**DIRECTIONS**
All of the records listed below should be retyped exactly.

BEGIN ENTRIES PROVIDED

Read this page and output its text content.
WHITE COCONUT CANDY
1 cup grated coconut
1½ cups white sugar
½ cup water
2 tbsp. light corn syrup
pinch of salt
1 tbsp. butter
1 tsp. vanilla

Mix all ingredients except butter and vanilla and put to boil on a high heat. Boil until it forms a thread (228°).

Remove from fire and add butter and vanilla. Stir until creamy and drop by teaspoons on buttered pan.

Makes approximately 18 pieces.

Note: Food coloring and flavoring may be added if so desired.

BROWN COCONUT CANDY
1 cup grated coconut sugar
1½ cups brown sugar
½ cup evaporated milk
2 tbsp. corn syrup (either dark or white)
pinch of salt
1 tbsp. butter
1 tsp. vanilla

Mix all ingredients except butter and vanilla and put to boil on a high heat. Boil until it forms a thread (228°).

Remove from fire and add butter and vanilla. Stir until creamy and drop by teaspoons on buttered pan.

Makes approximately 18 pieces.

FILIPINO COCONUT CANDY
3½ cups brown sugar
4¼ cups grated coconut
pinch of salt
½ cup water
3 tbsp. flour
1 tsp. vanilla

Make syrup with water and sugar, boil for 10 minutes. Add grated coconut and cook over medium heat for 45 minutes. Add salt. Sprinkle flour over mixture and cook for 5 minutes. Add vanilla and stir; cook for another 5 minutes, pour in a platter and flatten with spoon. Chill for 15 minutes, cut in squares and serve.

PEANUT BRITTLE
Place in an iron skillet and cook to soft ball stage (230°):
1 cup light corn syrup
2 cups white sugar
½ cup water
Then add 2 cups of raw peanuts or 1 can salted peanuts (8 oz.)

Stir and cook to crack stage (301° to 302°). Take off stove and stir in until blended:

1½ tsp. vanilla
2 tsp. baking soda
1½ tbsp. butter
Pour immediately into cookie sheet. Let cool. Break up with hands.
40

END ENTRIES PROVIDED

**WRITTEN SOLUTION**
Read this page and output its text content.
WHITE COCONUT CANDY
1 cup grated coconut
1½ cups white sugar
½ cup water
2 tbsp. light corn syrup
pinch of salt
1 tbsp. butter
1 tsp. vanilla

Mix all ingredients except butter and vanilla and put to boil on a high heat. Boil until it forms a thread (228°).

Remove from fire and add butter and vanilla. Stir until creamy and drop by teaspoons on buttered pan.

Makes approximately 18 pieces.

Note: Food coloring and flavoring may be added if so desired.

BROWN COCONUT CANDY
1 cup grated coconut sugar
1½ cups brown sugar
½ cup evaporated milk
2 tbsp. corn syrup (either dark or white)
pinch of salt
1 tbsp. butter
1 tsp. vanilla

Mix all ingredients except butter and vanilla and put to boil on a high heat. Boil until it forms a thread (228°).

Remove from fire and add butter and vanilla. Stir until creamy and drop by teaspoons on buttered pan.

Makes approximately 18 pieces.

FILIPINO COCONUT CANDY
3½ cups brown sugar
4¼ cups grated coconut
pinch of salt
½ cup water
3 tbsp. flour
1 tsp. vanilla

Make syrup with water and sugar, boil for 10 minutes. Add grated coconut and cook over medium heat for 45 minutes. Add salt. Sprinkle flour over mixture and cook for 5 minutes. Add vanilla and stir; cook for another 5 minutes, pour in a platter and flatten with spoon. Chill for 15 minutes, cut in squares and serve.

PEANUT BRITTLE
Place in an iron skillet and cook to soft ball stage (230°):
1 cup light corn syrup
2 cups white sugar
½ cup water
Then add 2 cups of raw peanuts or 1 can salted peanuts (8 oz.)

Stir and cook to crack stage (301° to 302°). Take off stove and stir in until blended:

1½ tsp. vanilla
2 tsp. baking soda
1½ tbsp. butter
Pour immediately into cookie sheet. Let cool. Break up with hands.
40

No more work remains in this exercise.